*WORK INSTRUCTION:* The records that follow are to be repeated without alteration.

(Document transcript data)
--

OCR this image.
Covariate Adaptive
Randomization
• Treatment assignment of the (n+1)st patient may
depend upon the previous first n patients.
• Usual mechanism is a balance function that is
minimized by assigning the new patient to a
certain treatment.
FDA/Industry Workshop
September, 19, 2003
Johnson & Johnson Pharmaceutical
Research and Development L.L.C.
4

--

*TASK RESULT:*
OCR this image.
Covariate Adaptive
Randomization
• Treatment assignment of the (n+1)st patient may
depend upon the previous first n patients.
• Usual mechanism is a balance function that is
minimized by assigning the new patient to a
certain treatment.
FDA/Industry Workshop
September, 19, 2003
Johnson & Johnson Pharmaceutical
Research and Development L.L.C.
4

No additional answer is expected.